PROVIDED PASSAGE:
Accounting standards in the US – convergence with IFRS

November 2011  |  TALKINGPOINT  |  FINANCE & ACCOUNTING

financierworldwide.com

 

FW moderates a discussion covering accounting standards in the US between Charles Lundelius at FTI Consulting, Scott A. Ehrlich at Mind the GAAP, and Barry Jay Epstein at Russell Novak & Company.

FW: Could you explain the main differences between IFRS and US GAAP, and what benefits might be derived from shared standards around the world?

Lundelius: Given that IFRSs are less specific than US GAAP, IFRSs are simpler in concept. Also, some items addressed in the IASB’s accounting pronouncements are addressed in the US auditing standards, and some IASB requirements mirror SEC rules instead of FASB rules. There are also complicated application differences, for example with the calculation of earnings per share, the accounting for intangibles, and use of revaluation accounting. Although there are now common requirements for measuring fair value, there are still differences for measuring the fair value of investments in investment companies. And the topics of accounting for insurance contracts, financial instruments and hedges have yet to be converged by IASB and FASB. Shared standards are necessary for global capital markets. Worldwide comparability will bring more options and better information to investors. Shared standards will make it easier for companies to raise foreign capital, consolidate with foreign subsidiaries, and make cross-border acquisitions.

Ehrlich: In some cases, US GAAP and IFRS differ at a principles level. For example, goodwill is tested for impairment at the ‘reporting unit’ under US GAAP whereas, under IFRS, the test is often performed at a much lower level of the organisation. But, to be honest, there are relatively few differences in principles between US GAAP and IFRS. There are many – perhaps thousands – of application level differences between the two accounting frameworks, though. One of the benefits of moving to a global set of accounting standards is that we wouldn’t have two different sets of rules that arguably are trying to get us to same overarching principles. Another real benefit is that companies could save substantial preparation and audit costs for statutory filings assuming that a single set of global rules are eventually adopted for statutory reporting purposes as well.

COMPLETE THE FOLLOWING:
1. According to the accounting standards discussion, which three firms do the participants come from?
2. Repeat the listing word for word. Begin at its first line and stop after the line that contains "volume-chart[interactable]: 10.000 4.252.512".
The listing that comes next has no connection to the accounting standards discussion.

Spatial annotation listing:
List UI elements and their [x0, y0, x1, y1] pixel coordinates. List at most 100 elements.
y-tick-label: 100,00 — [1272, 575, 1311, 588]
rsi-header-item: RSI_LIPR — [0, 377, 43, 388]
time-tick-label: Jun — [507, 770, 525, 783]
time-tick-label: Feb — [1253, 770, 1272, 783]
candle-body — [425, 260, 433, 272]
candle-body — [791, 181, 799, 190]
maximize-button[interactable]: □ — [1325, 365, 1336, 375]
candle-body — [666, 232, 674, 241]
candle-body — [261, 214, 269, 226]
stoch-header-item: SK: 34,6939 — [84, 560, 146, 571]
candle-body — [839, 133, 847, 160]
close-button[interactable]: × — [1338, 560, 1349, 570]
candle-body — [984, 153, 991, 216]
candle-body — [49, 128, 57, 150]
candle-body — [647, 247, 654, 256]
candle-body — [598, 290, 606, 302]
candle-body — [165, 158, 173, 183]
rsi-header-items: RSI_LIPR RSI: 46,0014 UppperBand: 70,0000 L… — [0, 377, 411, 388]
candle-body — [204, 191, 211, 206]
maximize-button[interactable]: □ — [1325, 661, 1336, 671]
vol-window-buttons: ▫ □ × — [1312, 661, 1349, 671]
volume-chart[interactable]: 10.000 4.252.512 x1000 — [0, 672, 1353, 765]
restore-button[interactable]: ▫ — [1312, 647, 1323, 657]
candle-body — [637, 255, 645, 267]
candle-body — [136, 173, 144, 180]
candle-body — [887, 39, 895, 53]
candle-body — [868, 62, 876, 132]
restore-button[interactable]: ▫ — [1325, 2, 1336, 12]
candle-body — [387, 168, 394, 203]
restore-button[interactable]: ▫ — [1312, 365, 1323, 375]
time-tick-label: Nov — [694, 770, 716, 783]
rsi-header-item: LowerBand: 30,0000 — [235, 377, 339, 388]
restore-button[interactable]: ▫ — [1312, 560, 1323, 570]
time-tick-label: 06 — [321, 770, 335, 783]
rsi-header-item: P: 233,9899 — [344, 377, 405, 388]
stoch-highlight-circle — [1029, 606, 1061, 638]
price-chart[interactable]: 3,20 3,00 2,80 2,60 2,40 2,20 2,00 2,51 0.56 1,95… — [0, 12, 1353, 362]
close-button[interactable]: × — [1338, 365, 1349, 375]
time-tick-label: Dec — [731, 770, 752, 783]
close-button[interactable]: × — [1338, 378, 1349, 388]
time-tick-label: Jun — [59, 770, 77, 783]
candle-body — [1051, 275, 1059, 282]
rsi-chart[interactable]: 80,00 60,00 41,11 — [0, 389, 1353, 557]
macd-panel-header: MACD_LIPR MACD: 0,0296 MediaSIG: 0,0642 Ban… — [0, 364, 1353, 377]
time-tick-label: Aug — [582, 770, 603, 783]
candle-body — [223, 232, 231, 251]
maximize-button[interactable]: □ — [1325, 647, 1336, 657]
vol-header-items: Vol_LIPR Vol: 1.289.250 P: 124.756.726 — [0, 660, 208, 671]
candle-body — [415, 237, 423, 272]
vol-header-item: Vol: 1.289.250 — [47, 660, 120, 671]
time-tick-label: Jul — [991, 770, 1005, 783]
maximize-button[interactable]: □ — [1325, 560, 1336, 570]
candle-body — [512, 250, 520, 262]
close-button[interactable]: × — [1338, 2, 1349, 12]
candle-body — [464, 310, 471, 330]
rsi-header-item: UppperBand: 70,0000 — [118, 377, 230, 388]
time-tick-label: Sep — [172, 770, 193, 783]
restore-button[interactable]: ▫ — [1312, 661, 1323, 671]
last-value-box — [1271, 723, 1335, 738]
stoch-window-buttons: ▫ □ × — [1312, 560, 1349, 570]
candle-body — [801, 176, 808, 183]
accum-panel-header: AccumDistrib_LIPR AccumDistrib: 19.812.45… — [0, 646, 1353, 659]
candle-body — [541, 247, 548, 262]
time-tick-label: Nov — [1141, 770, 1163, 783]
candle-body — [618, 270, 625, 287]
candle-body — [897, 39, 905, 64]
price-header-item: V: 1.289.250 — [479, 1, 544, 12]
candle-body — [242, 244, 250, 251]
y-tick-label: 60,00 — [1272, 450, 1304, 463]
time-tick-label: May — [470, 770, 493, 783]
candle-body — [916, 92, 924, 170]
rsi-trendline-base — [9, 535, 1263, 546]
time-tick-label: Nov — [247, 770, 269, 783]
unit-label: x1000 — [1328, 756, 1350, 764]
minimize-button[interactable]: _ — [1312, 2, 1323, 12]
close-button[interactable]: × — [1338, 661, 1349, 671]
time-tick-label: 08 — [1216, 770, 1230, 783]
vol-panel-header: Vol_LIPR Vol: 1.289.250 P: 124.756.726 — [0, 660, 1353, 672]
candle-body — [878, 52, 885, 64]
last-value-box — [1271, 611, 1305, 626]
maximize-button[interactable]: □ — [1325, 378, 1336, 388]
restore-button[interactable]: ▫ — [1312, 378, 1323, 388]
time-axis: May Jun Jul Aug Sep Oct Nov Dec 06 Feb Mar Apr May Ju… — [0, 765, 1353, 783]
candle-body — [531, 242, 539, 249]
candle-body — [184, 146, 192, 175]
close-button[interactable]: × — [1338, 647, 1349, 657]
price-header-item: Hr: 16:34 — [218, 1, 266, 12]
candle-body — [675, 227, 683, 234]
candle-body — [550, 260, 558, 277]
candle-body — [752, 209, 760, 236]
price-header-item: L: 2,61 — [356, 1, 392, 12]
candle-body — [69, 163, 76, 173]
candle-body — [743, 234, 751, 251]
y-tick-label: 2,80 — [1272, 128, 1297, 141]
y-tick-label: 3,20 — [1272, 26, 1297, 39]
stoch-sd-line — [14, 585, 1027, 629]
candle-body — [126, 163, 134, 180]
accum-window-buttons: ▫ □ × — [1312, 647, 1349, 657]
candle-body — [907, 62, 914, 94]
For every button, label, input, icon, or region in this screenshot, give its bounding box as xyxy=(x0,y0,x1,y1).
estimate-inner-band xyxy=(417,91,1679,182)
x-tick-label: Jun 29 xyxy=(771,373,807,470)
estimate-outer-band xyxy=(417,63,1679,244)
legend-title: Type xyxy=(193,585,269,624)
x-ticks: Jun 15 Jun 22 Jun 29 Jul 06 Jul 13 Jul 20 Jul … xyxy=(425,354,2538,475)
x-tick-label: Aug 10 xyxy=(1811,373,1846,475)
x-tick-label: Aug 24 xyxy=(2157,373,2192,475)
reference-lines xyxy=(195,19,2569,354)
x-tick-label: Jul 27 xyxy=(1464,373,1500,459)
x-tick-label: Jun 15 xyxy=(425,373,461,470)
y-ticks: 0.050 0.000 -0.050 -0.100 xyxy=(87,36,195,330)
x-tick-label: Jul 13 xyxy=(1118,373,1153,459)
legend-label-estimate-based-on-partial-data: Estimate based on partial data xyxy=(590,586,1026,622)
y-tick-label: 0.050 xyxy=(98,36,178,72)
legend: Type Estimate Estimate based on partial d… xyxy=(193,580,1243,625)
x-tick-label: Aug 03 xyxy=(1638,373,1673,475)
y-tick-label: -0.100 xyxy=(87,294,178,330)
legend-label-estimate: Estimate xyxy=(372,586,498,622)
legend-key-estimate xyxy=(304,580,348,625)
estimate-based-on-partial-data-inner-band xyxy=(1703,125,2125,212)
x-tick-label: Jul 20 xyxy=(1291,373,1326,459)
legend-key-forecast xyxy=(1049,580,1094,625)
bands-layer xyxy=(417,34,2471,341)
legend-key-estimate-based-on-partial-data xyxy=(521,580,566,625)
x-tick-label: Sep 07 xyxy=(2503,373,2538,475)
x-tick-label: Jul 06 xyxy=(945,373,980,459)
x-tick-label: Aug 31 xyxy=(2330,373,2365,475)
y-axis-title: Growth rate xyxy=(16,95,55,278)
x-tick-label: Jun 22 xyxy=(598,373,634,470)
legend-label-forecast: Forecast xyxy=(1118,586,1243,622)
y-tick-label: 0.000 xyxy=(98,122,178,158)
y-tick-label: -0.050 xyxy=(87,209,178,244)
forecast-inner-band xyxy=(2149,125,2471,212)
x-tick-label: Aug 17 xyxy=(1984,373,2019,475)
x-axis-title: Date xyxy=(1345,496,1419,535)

RESPONSES IN ORDER:
1.
FTI Consulting
Mind the GAAP
Russell Novak & Company

2.
List UI elements and their [x0, y0, x1, y1] pixel coordinates. List at most 100 elements.
y-tick-label: 100,00 — [1272, 575, 1311, 588]
rsi-header-item: RSI_LIPR — [0, 377, 43, 388]
time-tick-label: Jun — [507, 770, 525, 783]
time-tick-label: Feb — [1253, 770, 1272, 783]
candle-body — [425, 260, 433, 272]
candle-body — [791, 181, 799, 190]
maximize-button[interactable]: □ — [1325, 365, 1336, 375]
candle-body — [666, 232, 674, 241]
candle-body — [261, 214, 269, 226]
stoch-header-item: SK: 34,6939 — [84, 560, 146, 571]
candle-body — [839, 133, 847, 160]
close-button[interactable]: × — [1338, 560, 1349, 570]
candle-body — [984, 153, 991, 216]
candle-body — [49, 128, 57, 150]
candle-body — [647, 247, 654, 256]
candle-body — [598, 290, 606, 302]
candle-body — [165, 158, 173, 183]
rsi-header-items: RSI_LIPR RSI: 46,0014 UppperBand: 70,0000 L… — [0, 377, 411, 388]
candle-body — [204, 191, 211, 206]
maximize-button[interactable]: □ — [1325, 661, 1336, 671]
vol-window-buttons: ▫ □ × — [1312, 661, 1349, 671]
volume-chart[interactable]: 10.000 4.252.512 x1000 — [0, 672, 1353, 765]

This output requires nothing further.